*GOAL*
Print all of the data exactly.

[Start]

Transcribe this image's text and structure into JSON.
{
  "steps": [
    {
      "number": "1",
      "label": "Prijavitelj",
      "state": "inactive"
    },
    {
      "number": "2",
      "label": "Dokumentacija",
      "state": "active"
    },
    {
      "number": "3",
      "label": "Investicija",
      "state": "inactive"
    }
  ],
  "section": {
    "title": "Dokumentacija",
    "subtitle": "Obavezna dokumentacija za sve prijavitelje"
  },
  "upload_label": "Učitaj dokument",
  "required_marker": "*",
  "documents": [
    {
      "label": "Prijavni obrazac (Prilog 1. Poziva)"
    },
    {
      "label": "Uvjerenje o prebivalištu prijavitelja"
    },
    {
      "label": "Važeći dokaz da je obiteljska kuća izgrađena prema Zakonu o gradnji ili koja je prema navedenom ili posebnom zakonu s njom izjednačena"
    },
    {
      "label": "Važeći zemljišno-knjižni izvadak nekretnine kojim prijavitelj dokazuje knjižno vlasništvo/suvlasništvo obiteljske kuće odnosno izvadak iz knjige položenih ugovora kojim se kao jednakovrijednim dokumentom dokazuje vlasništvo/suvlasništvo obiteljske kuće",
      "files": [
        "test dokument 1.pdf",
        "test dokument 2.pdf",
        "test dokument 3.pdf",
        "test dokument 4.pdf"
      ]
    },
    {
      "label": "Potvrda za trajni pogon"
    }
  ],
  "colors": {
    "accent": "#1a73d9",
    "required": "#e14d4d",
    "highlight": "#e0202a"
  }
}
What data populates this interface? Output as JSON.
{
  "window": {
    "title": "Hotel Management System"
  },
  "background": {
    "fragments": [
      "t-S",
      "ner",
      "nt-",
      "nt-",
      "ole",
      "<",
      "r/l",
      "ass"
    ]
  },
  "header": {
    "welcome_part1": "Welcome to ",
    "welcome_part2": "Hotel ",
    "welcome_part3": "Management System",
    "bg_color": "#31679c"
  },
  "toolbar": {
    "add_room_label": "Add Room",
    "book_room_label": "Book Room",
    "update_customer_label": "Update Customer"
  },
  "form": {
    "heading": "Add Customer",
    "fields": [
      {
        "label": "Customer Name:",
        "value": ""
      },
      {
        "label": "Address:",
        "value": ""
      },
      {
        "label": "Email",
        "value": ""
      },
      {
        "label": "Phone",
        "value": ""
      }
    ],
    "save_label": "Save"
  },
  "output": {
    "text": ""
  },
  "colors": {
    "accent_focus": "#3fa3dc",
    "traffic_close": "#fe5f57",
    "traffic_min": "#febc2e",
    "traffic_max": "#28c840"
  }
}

[End]

*TASK OUTPUT*
Transcribe this image's text and structure into JSON.
{
  "steps": [
    {
      "number": "1",
      "label": "Prijavitelj",
      "state": "inactive"
    },
    {
      "number": "2",
      "label": "Dokumentacija",
      "state": "active"
    },
    {
      "number": "3",
      "label": "Investicija",
      "state": "inactive"
    }
  ],
  "section": {
    "title": "Dokumentacija",
    "subtitle": "Obavezna dokumentacija za sve prijavitelje"
  },
  "upload_label": "Učitaj dokument",
  "required_marker": "*",
  "documents": [
    {
      "label": "Prijavni obrazac (Prilog 1. Poziva)"
    },
    {
      "label": "Uvjerenje o prebivalištu prijavitelja"
    },
    {
      "label": "Važeći dokaz da je obiteljska kuća izgrađena prema Zakonu o gradnji ili koja je prema navedenom ili posebnom zakonu s njom izjednačena"
    },
    {
      "label": "Važeći zemljišno-knjižni izvadak nekretnine kojim prijavitelj dokazuje knjižno vlasništvo/suvlasništvo obiteljske kuće odnosno izvadak iz knjige položenih ugovora kojim se kao jednakovrijednim dokumentom dokazuje vlasništvo/suvlasništvo obiteljske kuće",
      "files": [
        "test dokument 1.pdf",
        "test dokument 2.pdf",
        "test dokument 3.pdf",
        "test dokument 4.pdf"
      ]
    },
    {
      "label": "Potvrda za trajni pogon"
    }
  ],
  "colors": {
    "accent": "#1a73d9",
    "required": "#e14d4d",
    "highlight": "#e0202a"
  }
}
What data populates this interface? Output as JSON.
{
  "window": {
    "title": "Hotel Management System"
  },
  "background": {
    "fragments": [
      "t-S",
      "ner",
      "nt-",
      "nt-",
      "ole",
      "<",
      "r/l",
      "ass"
    ]
  },
  "header": {
    "welcome_part1": "Welcome to ",
    "welcome_part2": "Hotel ",
    "welcome_part3": "Management System",
    "bg_color": "#31679c"
  },
  "toolbar": {
    "add_room_label": "Add Room",
    "book_room_label": "Book Room",
    "update_customer_label": "Update Customer"
  },
  "form": {
    "heading": "Add Customer",
    "fields": [
      {
        "label": "Customer Name:",
        "value": ""
      },
      {
        "label": "Address:",
        "value": ""
      },
      {
        "label": "Email",
        "value": ""
      },
      {
        "label": "Phone",
        "value": ""
      }
    ],
    "save_label": "Save"
  },
  "output": {
    "text": ""
  },
  "colors": {
    "accent_focus": "#3fa3dc",
    "traffic_close": "#fe5f57",
    "traffic_min": "#febc2e",
    "traffic_max": "#28c840"
  }
}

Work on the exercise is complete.